Another factor that influences skin penetration is the molecular weight of a permeant as the transport of molecules via the skin happens by passive diffusion under a concentration gradient, following Fick’s law. According to the Stokes–Einstein equation, the diffusion coefficient of a molecule increases with the increase in its approximate radius. Therefore, a higher molecular weight is related to a higher approximate radius, so that the diffusion coefficient is generally smaller and thus the diffusion is hindered. For transdermal delivery, the drug’s molecular weight (MW) should be less than 500 Da
[19][20], making the penetration of anticancer drugs with higher molecular weight difficult.

> Your task: Extract the passage on skin penetration from "Another factor that" up to and including "molecular weight difficult.". The entries that follow the text come from a separate source.

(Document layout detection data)

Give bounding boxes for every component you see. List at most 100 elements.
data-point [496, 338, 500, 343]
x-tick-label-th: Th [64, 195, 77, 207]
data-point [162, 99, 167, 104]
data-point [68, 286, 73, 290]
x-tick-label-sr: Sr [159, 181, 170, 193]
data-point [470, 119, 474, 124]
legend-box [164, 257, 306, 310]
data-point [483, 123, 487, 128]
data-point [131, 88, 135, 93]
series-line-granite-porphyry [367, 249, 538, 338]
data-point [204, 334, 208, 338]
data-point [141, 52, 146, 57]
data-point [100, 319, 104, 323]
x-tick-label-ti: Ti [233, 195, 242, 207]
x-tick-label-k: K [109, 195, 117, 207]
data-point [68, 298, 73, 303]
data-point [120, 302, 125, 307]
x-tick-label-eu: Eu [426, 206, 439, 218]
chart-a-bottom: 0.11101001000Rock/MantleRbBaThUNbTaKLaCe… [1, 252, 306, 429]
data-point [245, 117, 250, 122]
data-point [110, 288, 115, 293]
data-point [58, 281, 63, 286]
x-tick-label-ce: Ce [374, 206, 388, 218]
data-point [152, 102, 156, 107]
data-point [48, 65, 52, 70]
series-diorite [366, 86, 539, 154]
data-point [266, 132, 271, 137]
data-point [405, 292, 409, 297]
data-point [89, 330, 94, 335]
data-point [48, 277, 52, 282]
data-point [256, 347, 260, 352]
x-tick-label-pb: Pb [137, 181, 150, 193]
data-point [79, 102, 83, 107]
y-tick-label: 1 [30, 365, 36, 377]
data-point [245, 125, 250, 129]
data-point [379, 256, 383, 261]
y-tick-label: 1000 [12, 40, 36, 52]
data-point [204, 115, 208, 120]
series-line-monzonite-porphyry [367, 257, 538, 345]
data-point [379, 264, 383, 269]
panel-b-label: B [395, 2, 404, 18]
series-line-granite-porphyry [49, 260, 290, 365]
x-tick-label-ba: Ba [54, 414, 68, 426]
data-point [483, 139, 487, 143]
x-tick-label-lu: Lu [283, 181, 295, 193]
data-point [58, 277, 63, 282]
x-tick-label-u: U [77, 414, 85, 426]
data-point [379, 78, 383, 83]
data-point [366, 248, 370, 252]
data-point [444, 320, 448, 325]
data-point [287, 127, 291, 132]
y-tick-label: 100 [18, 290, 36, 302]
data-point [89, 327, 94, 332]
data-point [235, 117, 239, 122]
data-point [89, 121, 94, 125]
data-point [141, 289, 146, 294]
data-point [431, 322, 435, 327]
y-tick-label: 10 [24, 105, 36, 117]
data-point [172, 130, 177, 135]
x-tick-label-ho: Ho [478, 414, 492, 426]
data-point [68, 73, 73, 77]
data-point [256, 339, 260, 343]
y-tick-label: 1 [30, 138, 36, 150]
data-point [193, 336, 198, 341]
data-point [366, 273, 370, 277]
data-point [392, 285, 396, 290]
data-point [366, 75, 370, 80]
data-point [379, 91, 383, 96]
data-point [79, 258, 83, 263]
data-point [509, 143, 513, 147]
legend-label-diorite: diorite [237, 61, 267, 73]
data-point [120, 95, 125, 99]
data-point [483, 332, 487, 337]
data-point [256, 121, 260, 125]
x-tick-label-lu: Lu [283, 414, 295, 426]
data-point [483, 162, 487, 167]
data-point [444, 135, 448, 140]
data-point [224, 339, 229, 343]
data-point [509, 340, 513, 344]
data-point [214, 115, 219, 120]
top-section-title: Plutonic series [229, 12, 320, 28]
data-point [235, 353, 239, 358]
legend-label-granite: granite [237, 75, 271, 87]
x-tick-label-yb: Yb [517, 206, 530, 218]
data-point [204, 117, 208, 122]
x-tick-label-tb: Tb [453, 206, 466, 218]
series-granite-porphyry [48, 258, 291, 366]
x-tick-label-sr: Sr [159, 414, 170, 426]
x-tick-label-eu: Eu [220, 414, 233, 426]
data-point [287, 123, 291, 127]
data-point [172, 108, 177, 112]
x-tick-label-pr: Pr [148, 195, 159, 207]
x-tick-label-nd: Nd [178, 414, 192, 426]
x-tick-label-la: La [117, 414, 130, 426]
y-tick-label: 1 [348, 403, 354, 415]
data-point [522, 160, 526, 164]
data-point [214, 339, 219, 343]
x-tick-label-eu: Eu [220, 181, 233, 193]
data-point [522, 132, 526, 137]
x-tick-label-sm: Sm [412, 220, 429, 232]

> Task answer:
Another factor that influences skin penetration is the molecular weight of a permeant as the transport of molecules via the skin happens by passive diffusion under a concentration gradient, following Fick’s law. According to the Stokes–Einstein equation, the diffusion coefficient of a molecule increases with the increase in its approximate radius. Therefore, a higher molecular weight is related to a higher approximate radius, so that the diffusion coefficient is generally smaller and thus the diffusion is hindered. For transdermal delivery, the drug’s molecular weight (MW) should be less than 500 Da
[19][20], making the penetration of anticancer drugs with higher molecular weight difficult.